WHAT YOU ARE ASKED TO DO
Every record should be repeated exactly, except that pictures are left out.

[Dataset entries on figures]
<<<<
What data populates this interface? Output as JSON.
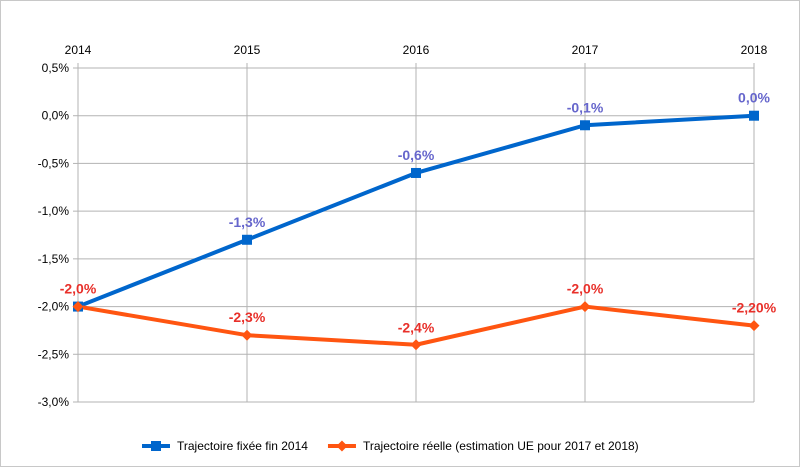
{
  "chart_data": {
    "type": "line",
    "title": "",
    "xlabel": "",
    "ylabel": "",
    "x": [
      "2014",
      "2015",
      "2016",
      "2017",
      "2018"
    ],
    "ylim": [
      -3.0,
      0.5
    ],
    "y_ticks": [
      "0,5%",
      "0,0%",
      "-0,5%",
      "-1,0%",
      "-1,5%",
      "-2,0%",
      "-2,5%",
      "-3,0%"
    ],
    "y_tick_values": [
      0.5,
      0.0,
      -0.5,
      -1.0,
      -1.5,
      -2.0,
      -2.5,
      -3.0
    ],
    "grid": true,
    "x_axis_position": "top",
    "legend_position": "bottom",
    "series": [
      {
        "name": "Trajectoire fixée fin 2014",
        "values": [
          -2.0,
          -1.3,
          -0.6,
          -0.1,
          0.0
        ],
        "labels": [
          "",
          "-1,3%",
          "-0,6%",
          "-0,1%",
          "0,0%"
        ],
        "color": "#0066cc",
        "label_color": "#6666cc",
        "marker": "square"
      },
      {
        "name": "Trajectoire réelle (estimation UE pour 2017 et 2018)",
        "values": [
          -2.0,
          -2.3,
          -2.4,
          -2.0,
          -2.2
        ],
        "labels": [
          "-2,0%",
          "-2,3%",
          "-2,4%",
          "-2,0%",
          "-2,20%"
        ],
        "color": "#ff5511",
        "label_color": "#e8302a",
        "marker": "diamond"
      }
    ]
  }
}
>>>>
RESPONSE TO THIS EXERCISE
What data populates this interface? Output as JSON.
{
  "chart_data": {
    "type": "line",
    "title": "",
    "xlabel": "",
    "ylabel": "",
    "x": [
      "2014",
      "2015",
      "2016",
      "2017",
      "2018"
    ],
    "ylim": [
      -3.0,
      0.5
    ],
    "y_ticks": [
      "0,5%",
      "0,0%",
      "-0,5%",
      "-1,0%",
      "-1,5%",
      "-2,0%",
      "-2,5%",
      "-3,0%"
    ],
    "y_tick_values": [
      0.5,
      0.0,
      -0.5,
      -1.0,
      -1.5,
      -2.0,
      -2.5,
      -3.0
    ],
    "grid": true,
    "x_axis_position": "top",
    "legend_position": "bottom",
    "series": [
      {
        "name": "Trajectoire fixée fin 2014",
        "values": [
          -2.0,
          -1.3,
          -0.6,
          -0.1,
          0.0
        ],
        "labels": [
          "",
          "-1,3%",
          "-0,6%",
          "-0,1%",
          "0,0%"
        ],
        "color": "#0066cc",
        "label_color": "#6666cc",
        "marker": "square"
      },
      {
        "name": "Trajectoire réelle (estimation UE pour 2017 et 2018)",
        "values": [
          -2.0,
          -2.3,
          -2.4,
          -2.0,
          -2.2
        ],
        "labels": [
          "-2,0%",
          "-2,3%",
          "-2,4%",
          "-2,0%",
          "-2,20%"
        ],
        "color": "#ff5511",
        "label_color": "#e8302a",
        "marker": "diamond"
      }
    ]
  }
}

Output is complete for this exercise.